→ **WHAT YOU ARE ASKED TO DO**
Copy the records below exactly, leaving out every picture.

· · · ·

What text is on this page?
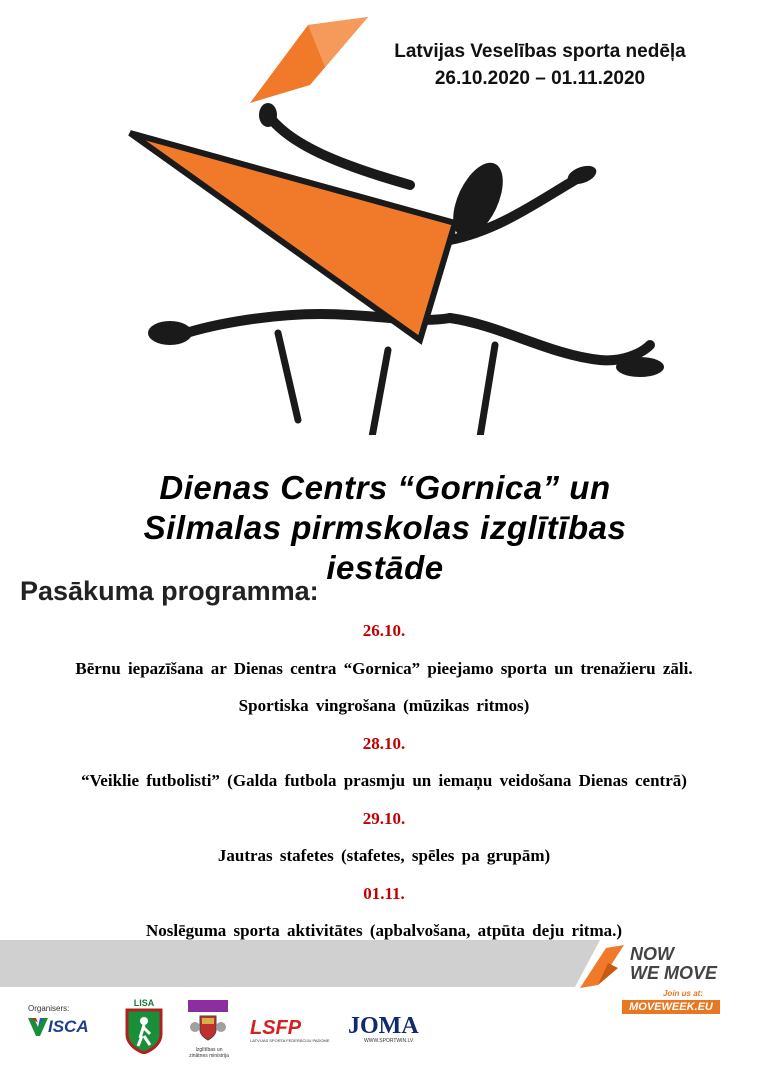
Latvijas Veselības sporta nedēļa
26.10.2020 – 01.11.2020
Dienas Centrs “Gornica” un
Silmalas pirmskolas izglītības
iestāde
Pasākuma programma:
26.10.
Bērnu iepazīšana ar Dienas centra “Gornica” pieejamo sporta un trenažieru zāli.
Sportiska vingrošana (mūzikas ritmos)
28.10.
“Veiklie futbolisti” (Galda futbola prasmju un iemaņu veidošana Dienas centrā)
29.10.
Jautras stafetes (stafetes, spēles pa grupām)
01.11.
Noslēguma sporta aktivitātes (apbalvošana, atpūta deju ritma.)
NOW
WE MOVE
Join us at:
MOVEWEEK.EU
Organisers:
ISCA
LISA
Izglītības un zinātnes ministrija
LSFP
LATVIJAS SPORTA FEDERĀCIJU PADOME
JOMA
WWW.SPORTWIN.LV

· · · ·

→ **WRITTEN RESPONSE**
What text is on this page?
Latvijas Veselības sporta nedēļa
26.10.2020 – 01.11.2020
Dienas Centrs “Gornica” un
Silmalas pirmskolas izglītības
iestāde
Pasākuma programma:
26.10.
Bērnu iepazīšana ar Dienas centra “Gornica” pieejamo sporta un trenažieru zāli.
Sportiska vingrošana (mūzikas ritmos)
28.10.
“Veiklie futbolisti” (Galda futbola prasmju un iemaņu veidošana Dienas centrā)
29.10.
Jautras stafetes (stafetes, spēles pa grupām)
01.11.
Noslēguma sporta aktivitātes (apbalvošana, atpūta deju ritma.)
NOW
WE MOVE
Join us at:
MOVEWEEK.EU
Organisers:
ISCA
LISA
Izglītības un zinātnes ministrija
LSFP
LATVIJAS SPORTA FEDERĀCIJU PADOME
JOMA
WWW.SPORTWIN.LV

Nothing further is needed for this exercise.